**The problem:**
Sift the material for lines containing "example", and return them.

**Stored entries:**
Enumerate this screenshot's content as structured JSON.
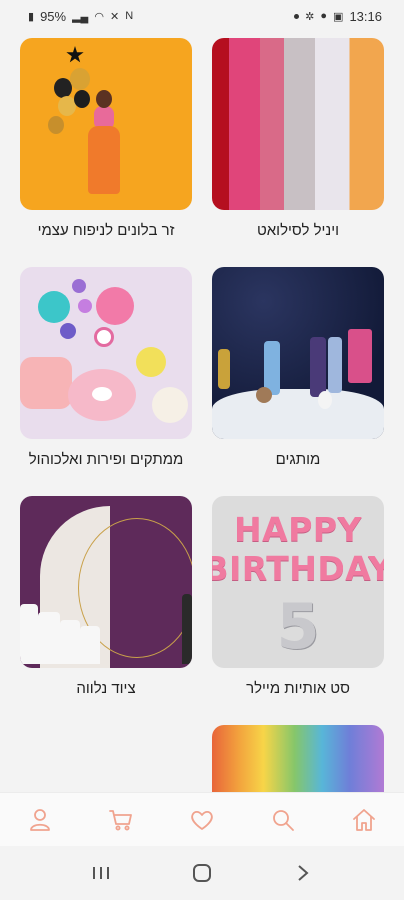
{
  "status_bar": {
    "battery": "95%",
    "time": "13:16"
  },
  "categories": [
    {
      "label": "ויניל לסילואט"
    },
    {
      "label": "זר בלונים לניפוח עצמי"
    },
    {
      "label": "מותגים"
    },
    {
      "label": "ממתקים ופירות ואלכוהול"
    },
    {
      "label": "סט אותיות מיילר"
    },
    {
      "label": "ציוד נלווה"
    },
    {
      "label": ""
    }
  ],
  "birthday_image_text": {
    "line1": "HAPPY",
    "line2": "BIRTHDAY",
    "number": "5"
  },
  "bottom_nav": {
    "items": [
      "home-icon",
      "search-icon",
      "heart-icon",
      "cart-icon",
      "user-icon"
    ],
    "accent_color": "#f0a38e"
  },
  "system_nav": {
    "items": [
      "back-icon",
      "home-button-icon",
      "recents-icon"
    ]
  }
}
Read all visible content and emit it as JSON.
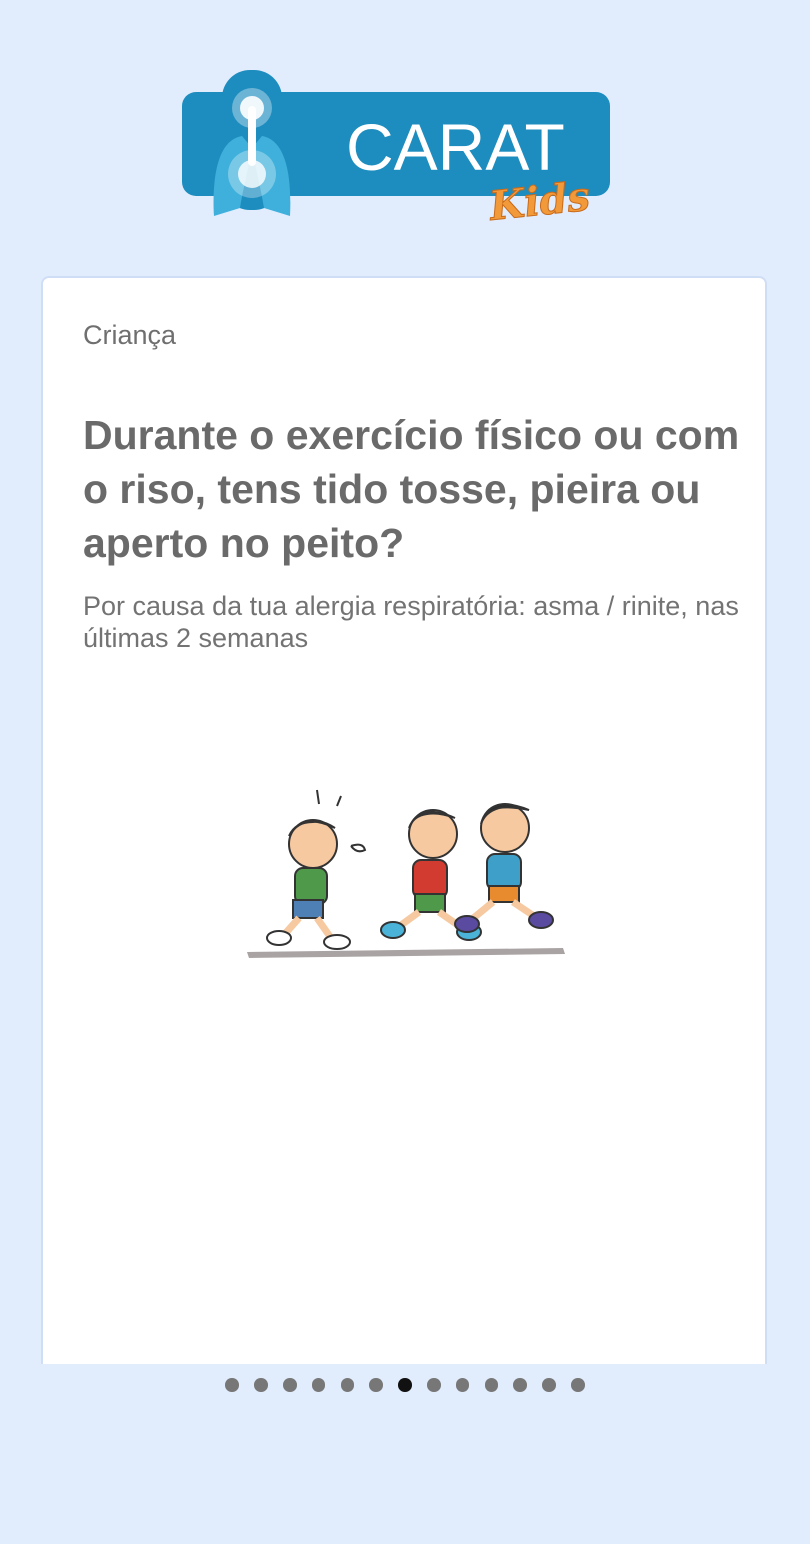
{
  "logo": {
    "word": "CARAT",
    "sub": "Kids",
    "icon": "lungs-icon"
  },
  "card": {
    "label": "Criança",
    "question": "Durante o exercício físico ou com o riso, tens tido tosse, pieira ou aperto no peito?",
    "subtitle": "Por causa da tua alergia respiratória: asma / rinite, nas últimas 2 semanas",
    "illustration": "children-running-illustration"
  },
  "pager": {
    "total": 13,
    "active_index": 6
  },
  "colors": {
    "background": "#e1ecfd",
    "logo_blue": "#1d8dbf",
    "logo_orange": "#f29a3a",
    "dot_active": "#111111",
    "dot_inactive": "#777777"
  }
}
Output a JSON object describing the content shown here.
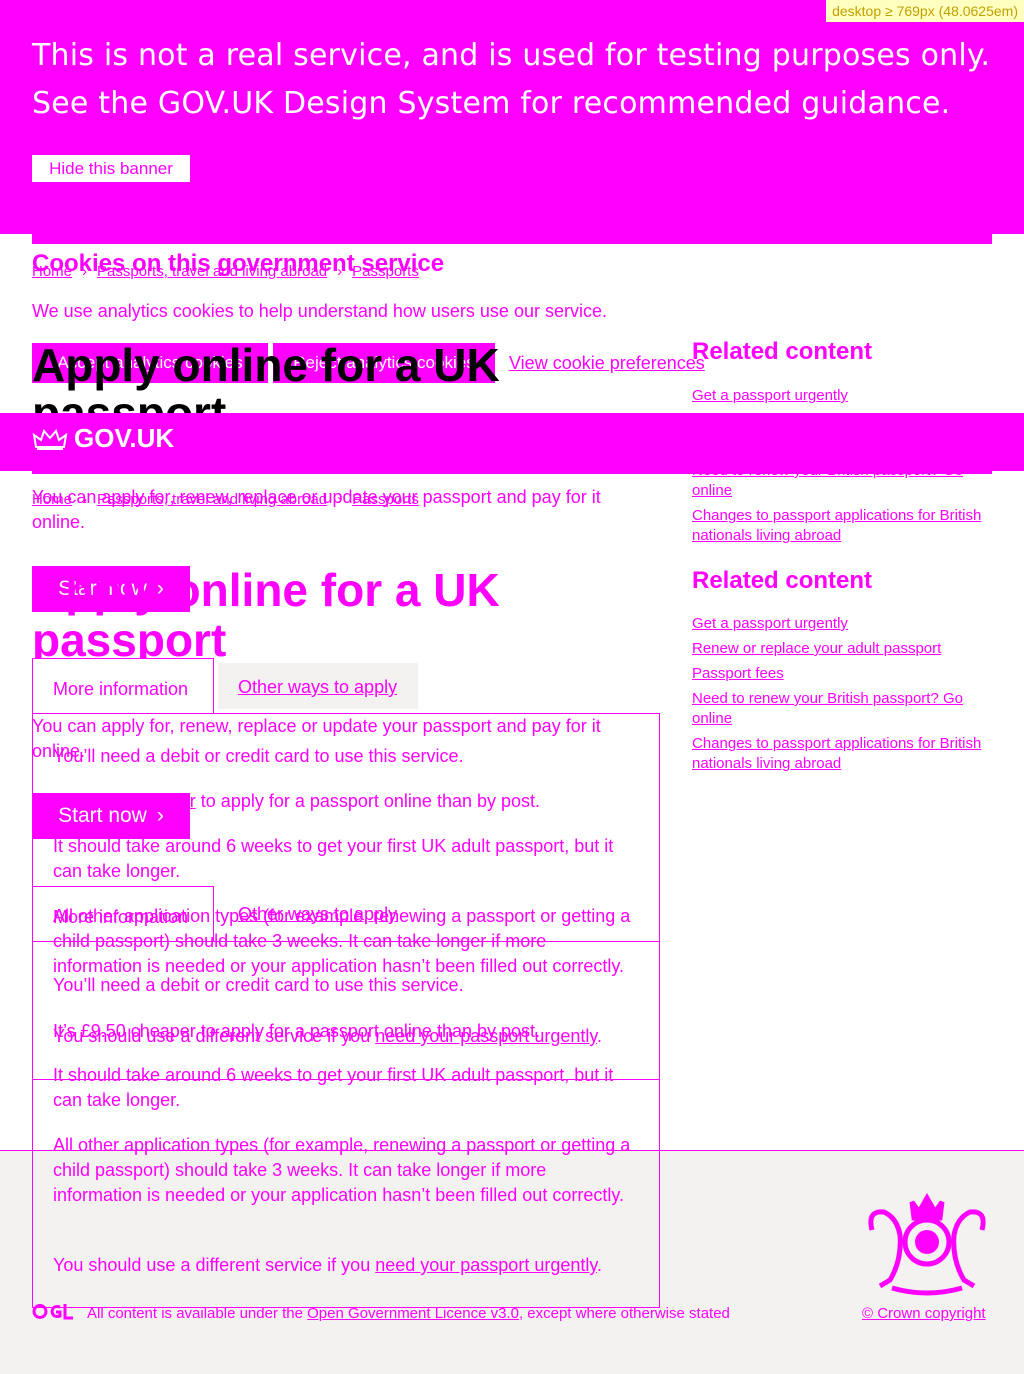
{
  "debug": {
    "media_query": "desktop ≥ 769px (48.0625em)"
  },
  "phase_banner": {
    "line1": "This is not a real service, and is used for testing purposes only.",
    "line2_pre": "See the ",
    "line2_link": "GOV.UK Design System",
    "line2_post": " for recommended guidance.",
    "hide_button": "Hide this banner"
  },
  "cookie_banner": {
    "heading": "Cookies on this government service",
    "text": "We use analytics cookies to help understand how users use our service.",
    "accept": "Accept analytics cookies",
    "reject": "Reject analytics cookies",
    "view": "View cookie preferences"
  },
  "header": {
    "logo": "GOV.UK",
    "crown_icon": "crown-icon"
  },
  "breadcrumbs": [
    "Home",
    "Passports, travel and living abroad",
    "Passports"
  ],
  "page": {
    "title": "Apply online for a UK passport",
    "title_line1": "Apply online for a UK",
    "title_line2": "passport",
    "intro": "You can apply for, renew, replace or update your passport and pay for it online.",
    "start_button": "Start now"
  },
  "tabs": {
    "active": "More information",
    "inactive": "Other ways to apply"
  },
  "panel": {
    "p1": "You’ll need a debit or credit card to use this service.",
    "p2_pre": "It’s £9.50 ",
    "p2_link": "cheaper",
    "p2_post": " to apply for a passport online than by post.",
    "p3": "It should take around 6 weeks to get your first UK adult passport, but it can take longer.",
    "p4": "All other application types (for example, renewing a passport or getting a child passport) should take 3 weeks. It can take longer if more information is needed or your application hasn’t been filled out correctly.",
    "p5_pre": "You should use a different service if you ",
    "p5_link": "need your passport urgently",
    "p5_post": "."
  },
  "related": {
    "heading": "Related content",
    "links": [
      "Get a passport urgently",
      "Renew or replace your adult passport",
      "Passport fees",
      "Need to renew your British passport? Go online",
      "Changes to passport applications for British nationals living abroad"
    ]
  },
  "footer": {
    "ogl_icon": "ogl-icon",
    "licence_pre": "All content is available under the ",
    "licence_link": "Open Government Licence v3.0",
    "licence_post": ", except where otherwise stated",
    "copyright": "© Crown copyright",
    "crest_icon": "royal-coat-of-arms-icon"
  }
}
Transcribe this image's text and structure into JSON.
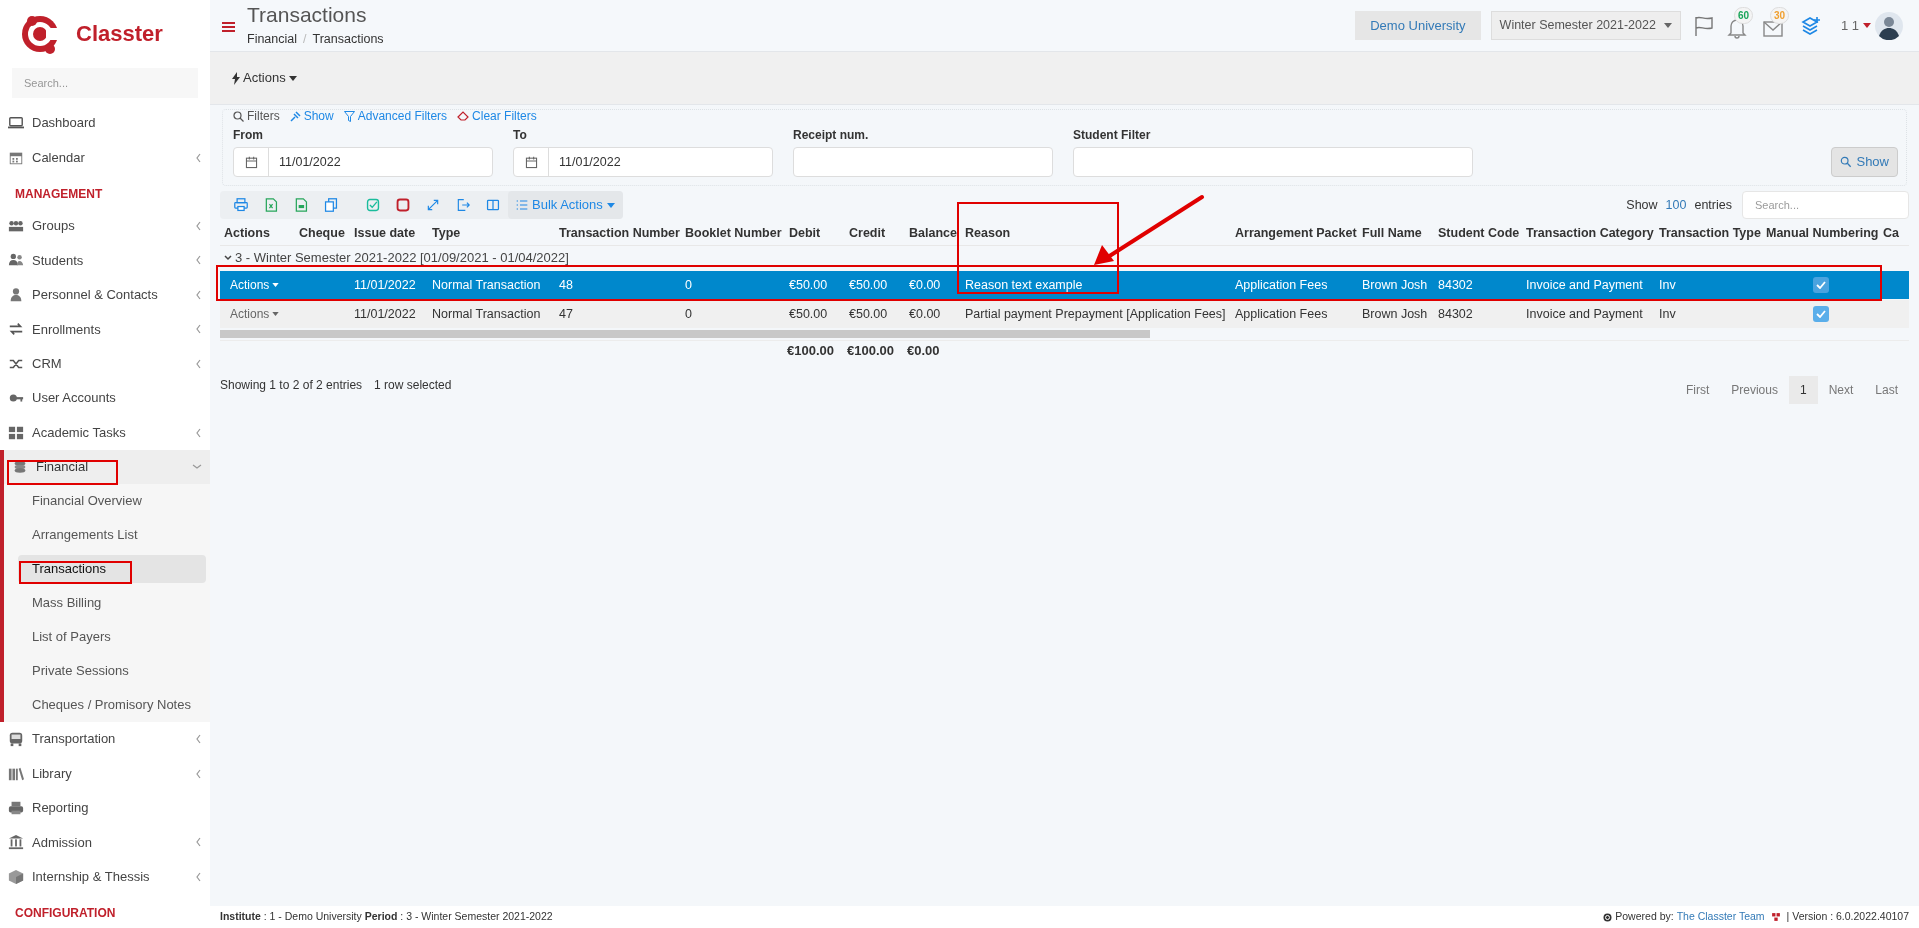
{
  "sidebar": {
    "brand": "Classter",
    "search": {
      "placeholder": "Search..."
    },
    "items": [
      {
        "kind": "item",
        "label": "Dashboard"
      },
      {
        "kind": "group",
        "label": "Calendar",
        "expanded": false
      },
      {
        "kind": "section",
        "label": "MANAGEMENT"
      },
      {
        "kind": "group",
        "label": "Groups",
        "expanded": false
      },
      {
        "kind": "group",
        "label": "Students",
        "expanded": false
      },
      {
        "kind": "group",
        "label": "Personnel & Contacts",
        "expanded": false
      },
      {
        "kind": "group",
        "label": "Enrollments",
        "expanded": false
      },
      {
        "kind": "group",
        "label": "CRM",
        "expanded": false
      },
      {
        "kind": "item",
        "label": "User Accounts"
      },
      {
        "kind": "group",
        "label": "Academic Tasks",
        "expanded": false
      },
      {
        "kind": "group",
        "label": "Financial",
        "expanded": true,
        "children": [
          {
            "label": "Financial Overview",
            "selected": false
          },
          {
            "label": "Arrangements List",
            "selected": false
          },
          {
            "label": "Transactions",
            "selected": true
          },
          {
            "label": "Mass Billing",
            "selected": false
          },
          {
            "label": "List of Payers",
            "selected": false
          },
          {
            "label": "Private Sessions",
            "selected": false
          },
          {
            "label": "Cheques / Promisory Notes",
            "selected": false
          }
        ]
      },
      {
        "kind": "group",
        "label": "Transportation",
        "expanded": false
      },
      {
        "kind": "group",
        "label": "Library",
        "expanded": false
      },
      {
        "kind": "item",
        "label": "Reporting"
      },
      {
        "kind": "group",
        "label": "Admission",
        "expanded": false
      },
      {
        "kind": "group",
        "label": "Internship & Thessis",
        "expanded": false
      },
      {
        "kind": "section",
        "label": "CONFIGURATION"
      }
    ]
  },
  "header": {
    "title": "Transactions",
    "breadcrumb": [
      "Financial",
      "Transactions"
    ],
    "breadcrumb_separator": "/",
    "institution": "Demo University",
    "period": "Winter Semester 2021-2022",
    "notifications": "60",
    "messages": "30",
    "user": "1 1"
  },
  "actions_menu": "Actions",
  "filters": {
    "label": "Filters",
    "links": [
      "Show",
      "Advanced Filters",
      "Clear Filters"
    ],
    "fields": [
      {
        "kind": "date",
        "label": "From",
        "value": "11/01/2022"
      },
      {
        "kind": "date",
        "label": "To",
        "value": "11/01/2022"
      },
      {
        "kind": "text",
        "label": "Receipt num."
      },
      {
        "kind": "text",
        "label": "Student Filter"
      }
    ],
    "submit": "Show"
  },
  "toolbar": {
    "bulk_actions": "Bulk Actions"
  },
  "length": {
    "prefix": "Show",
    "value": "100",
    "suffix": "entries"
  },
  "table_search": {
    "placeholder": "Search..."
  },
  "table": {
    "columns": [
      "Actions",
      "Cheque",
      "Issue date",
      "Type",
      "Transaction Number",
      "Booklet Number",
      "Debit",
      "Credit",
      "Balance",
      "Reason",
      "Arrangement Packet",
      "Full Name",
      "Student Code",
      "Transaction Category",
      "Transaction Type",
      "Manual Numbering",
      "Ca"
    ],
    "group_row": {
      "label": "3 - Winter Semester 2021-2022 [01/09/2021 - 01/04/2022]",
      "expanded": true
    },
    "rows": [
      {
        "selected": true,
        "actions": "Actions",
        "issue_date": "11/01/2022",
        "type": "Normal Transaction",
        "transaction_number": "48",
        "booklet_number": "0",
        "debit": "€50.00",
        "credit": "€50.00",
        "balance": "€0.00",
        "reason": "Reason text example",
        "arrangement_packet": "Application Fees",
        "full_name": "Brown Josh",
        "student_code": "84302",
        "transaction_category": "Invoice and Payment",
        "transaction_type": "Inv",
        "manual_numbering": true
      },
      {
        "selected": false,
        "actions": "Actions",
        "issue_date": "11/01/2022",
        "type": "Normal Transaction",
        "transaction_number": "47",
        "booklet_number": "0",
        "debit": "€50.00",
        "credit": "€50.00",
        "balance": "€0.00",
        "reason": "Partial payment Prepayment [Application Fees]",
        "arrangement_packet": "Application Fees",
        "full_name": "Brown Josh",
        "student_code": "84302",
        "transaction_category": "Invoice and Payment",
        "transaction_type": "Inv",
        "manual_numbering": true
      }
    ],
    "totals": {
      "debit": "€100.00",
      "credit": "€100.00",
      "balance": "€0.00"
    }
  },
  "info": "Showing 1 to 2 of 2 entries",
  "selection_info": "1 row selected",
  "pagination": [
    {
      "label": "First",
      "selected": false
    },
    {
      "label": "Previous",
      "selected": false
    },
    {
      "label": "1",
      "selected": true
    },
    {
      "label": "Next",
      "selected": false
    },
    {
      "label": "Last",
      "selected": false
    }
  ],
  "footer": {
    "context": "**Institute** : 1 - Demo University **Period** : 3 - Winter Semester 2021-2022",
    "powered_by": "Powered by:",
    "team": "The Classter Team",
    "version": "| Version : 6.0.2022.40107"
  }
}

**Solution for this task:**
    "p4": "All other application types (for example, renewing a passport or getting a child passport) should take 3 weeks. It can take longer if more information is needed or your application hasn’t been filled out correctly.",
        "reason": "Reason text example",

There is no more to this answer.